> **TASK PROMPT**:
Using the listing below, select the lines with the word "this" and copy them.

Saved entries

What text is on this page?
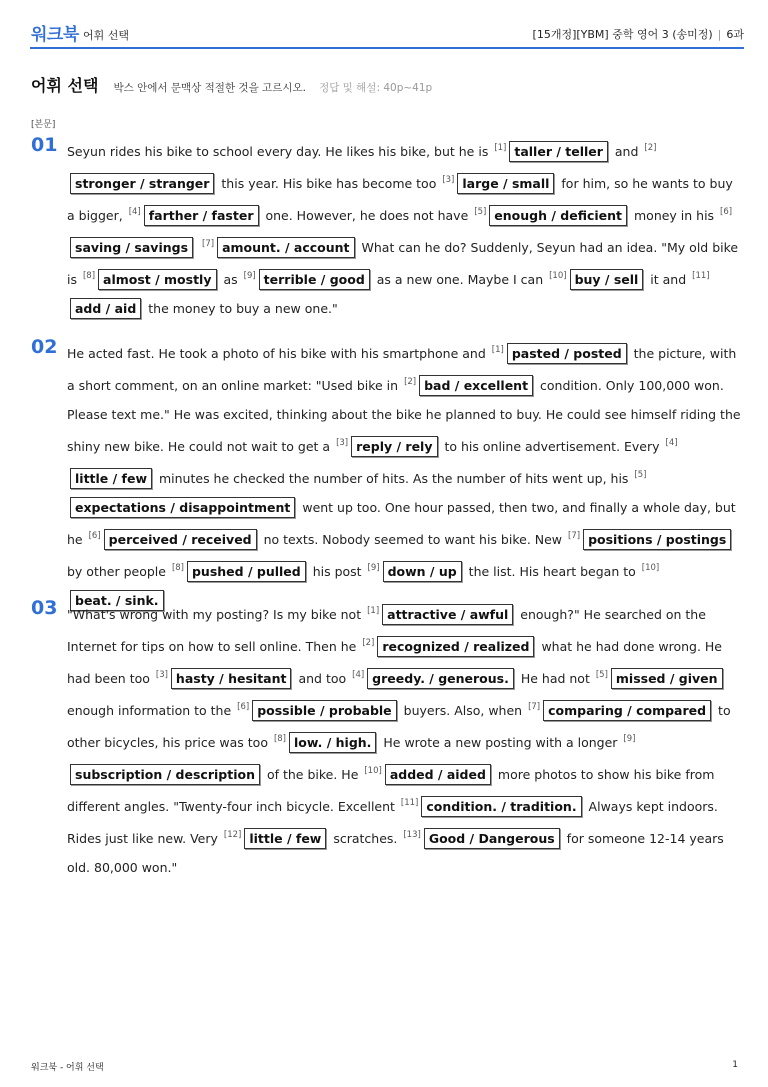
워크북 어휘 선택	[15개정][YBM] 중학 영어 3 (송미정) | 6과
어휘 선택 박스 안에서 문맥상 적절한 것을 고르시오. 정답 및 해설: 40p~41p
[본문]
01 Seyun rides his bike to school every day. He likes his bike, but he is [1] taller / teller and [2]stronger / stranger this year. His bike has become too [3] large / small for him, so he wants to buy a bigger, [4] farther / faster one. However, he does not have [5] enough / deficient money in his [6]saving / savings [7] amount. / account What can he do? Suddenly, Seyun had an idea. "My old bike is [8] almost / mostly as [9] terrible / good as a new one. Maybe I can [10] buy / sell it and [11]add / aid the money to buy a new one."
02 He acted fast. He took a photo of his bike with his smartphone and [1] pasted / posted the picture, with a short comment, on an online market: "Used bike in [2] bad / excellent condition. Only 100,000 won. Please text me." He was excited, thinking about the bike he planned to buy. He could see himself riding the shiny new bike. He could not wait to get a [3] reply / rely to his online advertisement. Every [4]little / few minutes he checked the number of hits. As the number of hits went up, his [5]expectations / disappointment went up too. One hour passed, then two, and finally a whole day, but he [6] perceived / received no texts. Nobody seemed to want his bike. New [7] positions / postings by other people [8] pushed / pulled his post [9] down / up the list. His heart began to [10]beat. / sink.
03 "What's wrong with my posting? Is my bike not [1] attractive / awful enough?" He searched on the Internet for tips on how to sell online. Then he [2] recognized / realized what he had done wrong. He had been too [3] hasty / hesitant and too [4] greedy. / generous. He had not [5] missed / given enough information to the [6] possible / probable buyers. Also, when [7] comparing / compared to other bicycles, his price was too [8] low. / high. He wrote a new posting with a longer [9]subscription / description of the bike. He [10] added / aided more photos to show his bike from different angles. "Twenty-four inch bicycle. Excellent [11] condition. / tradition. Always kept indoors. Rides just like new. Very [12] little / few scratches. [13] Good / Dangerous for someone 12-14 years old. 80,000 won."
워크북 - 어휘 선택	1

> **WRITTEN ANSWER**:
What text is on this page?
01 Seyun rides his bike to school every day. He likes his bike, but he is [1] taller / teller and [2]stronger / stranger this year. His bike has become too [3] large / small for him, so he wants to buy a bigger, [4] farther / faster one. However, he does not have [5] enough / deficient money in his [6]saving / savings [7] amount. / account What can he do? Suddenly, Seyun had an idea. "My old bike is [8] almost / mostly as [9] terrible / good as a new one. Maybe I can [10] buy / sell it and [11]add / aid the money to buy a new one."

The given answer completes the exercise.